__ITEMS__.
━━━━━━━━━━

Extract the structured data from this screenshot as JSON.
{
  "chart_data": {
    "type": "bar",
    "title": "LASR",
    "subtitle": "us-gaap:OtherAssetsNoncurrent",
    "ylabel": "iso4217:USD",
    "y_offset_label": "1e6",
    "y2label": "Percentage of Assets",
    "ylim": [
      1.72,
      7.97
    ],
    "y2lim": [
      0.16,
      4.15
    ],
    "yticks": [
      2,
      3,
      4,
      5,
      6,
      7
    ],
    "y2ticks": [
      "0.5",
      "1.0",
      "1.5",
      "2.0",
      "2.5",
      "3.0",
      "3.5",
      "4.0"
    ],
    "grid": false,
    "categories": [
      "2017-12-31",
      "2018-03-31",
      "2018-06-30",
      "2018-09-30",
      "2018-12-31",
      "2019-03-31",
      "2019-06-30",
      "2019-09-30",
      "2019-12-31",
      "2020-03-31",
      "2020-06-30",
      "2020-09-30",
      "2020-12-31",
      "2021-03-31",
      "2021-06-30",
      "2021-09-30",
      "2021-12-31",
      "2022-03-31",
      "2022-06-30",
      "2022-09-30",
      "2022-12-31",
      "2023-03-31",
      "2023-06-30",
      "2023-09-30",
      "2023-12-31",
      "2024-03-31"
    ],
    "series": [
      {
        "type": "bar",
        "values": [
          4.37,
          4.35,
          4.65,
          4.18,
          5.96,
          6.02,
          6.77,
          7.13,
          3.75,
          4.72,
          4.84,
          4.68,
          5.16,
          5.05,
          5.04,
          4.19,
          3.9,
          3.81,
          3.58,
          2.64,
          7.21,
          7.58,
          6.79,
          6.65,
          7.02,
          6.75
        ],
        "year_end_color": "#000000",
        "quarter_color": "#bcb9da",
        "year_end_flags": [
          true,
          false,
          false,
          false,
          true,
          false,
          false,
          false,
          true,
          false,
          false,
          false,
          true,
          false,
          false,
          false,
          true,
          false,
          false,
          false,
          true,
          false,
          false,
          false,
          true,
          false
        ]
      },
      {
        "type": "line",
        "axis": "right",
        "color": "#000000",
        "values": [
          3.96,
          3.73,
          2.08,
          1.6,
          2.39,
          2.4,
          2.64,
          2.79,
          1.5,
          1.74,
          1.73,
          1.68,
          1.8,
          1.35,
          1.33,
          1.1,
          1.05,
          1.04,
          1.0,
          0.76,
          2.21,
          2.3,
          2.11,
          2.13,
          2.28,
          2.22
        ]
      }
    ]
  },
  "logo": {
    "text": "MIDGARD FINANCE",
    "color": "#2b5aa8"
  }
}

━━━━━━━━━━

__WORK REQUIRED__. Each line of the material should be duplicated exactly, please.

__OUTPUT OF THE TASK__.
Extract the structured data from this screenshot as JSON.
{
  "chart_data": {
    "type": "bar",
    "title": "LASR",
    "subtitle": "us-gaap:OtherAssetsNoncurrent",
    "ylabel": "iso4217:USD",
    "y_offset_label": "1e6",
    "y2label": "Percentage of Assets",
    "ylim": [
      1.72,
      7.97
    ],
    "y2lim": [
      0.16,
      4.15
    ],
    "yticks": [
      2,
      3,
      4,
      5,
      6,
      7
    ],
    "y2ticks": [
      "0.5",
      "1.0",
      "1.5",
      "2.0",
      "2.5",
      "3.0",
      "3.5",
      "4.0"
    ],
    "grid": false,
    "categories": [
      "2017-12-31",
      "2018-03-31",
      "2018-06-30",
      "2018-09-30",
      "2018-12-31",
      "2019-03-31",
      "2019-06-30",
      "2019-09-30",
      "2019-12-31",
      "2020-03-31",
      "2020-06-30",
      "2020-09-30",
      "2020-12-31",
      "2021-03-31",
      "2021-06-30",
      "2021-09-30",
      "2021-12-31",
      "2022-03-31",
      "2022-06-30",
      "2022-09-30",
      "2022-12-31",
      "2023-03-31",
      "2023-06-30",
      "2023-09-30",
      "2023-12-31",
      "2024-03-31"
    ],
    "series": [
      {
        "type": "bar",
        "values": [
          4.37,
          4.35,
          4.65,
          4.18,
          5.96,
          6.02,
          6.77,
          7.13,
          3.75,
          4.72,
          4.84,
          4.68,
          5.16,
          5.05,
          5.04,
          4.19,
          3.9,
          3.81,
          3.58,
          2.64,
          7.21,
          7.58,
          6.79,
          6.65,
          7.02,
          6.75
        ],
        "year_end_color": "#000000",
        "quarter_color": "#bcb9da",
        "year_end_flags": [
          true,
          false,
          false,
          false,
          true,
          false,
          false,
          false,
          true,
          false,
          false,
          false,
          true,
          false,
          false,
          false,
          true,
          false,
          false,
          false,
          true,
          false,
          false,
          false,
          true,
          false
        ]
      },
      {
        "type": "line",
        "axis": "right",
        "color": "#000000",
        "values": [
          3.96,
          3.73,
          2.08,
          1.6,
          2.39,
          2.4,
          2.64,
          2.79,
          1.5,
          1.74,
          1.73,
          1.68,
          1.8,
          1.35,
          1.33,
          1.1,
          1.05,
          1.04,
          1.0,
          0.76,
          2.21,
          2.3,
          2.11,
          2.13,
          2.28,
          2.22
        ]
      }
    ]
  },
  "logo": {
    "text": "MIDGARD FINANCE",
    "color": "#2b5aa8"
  }
}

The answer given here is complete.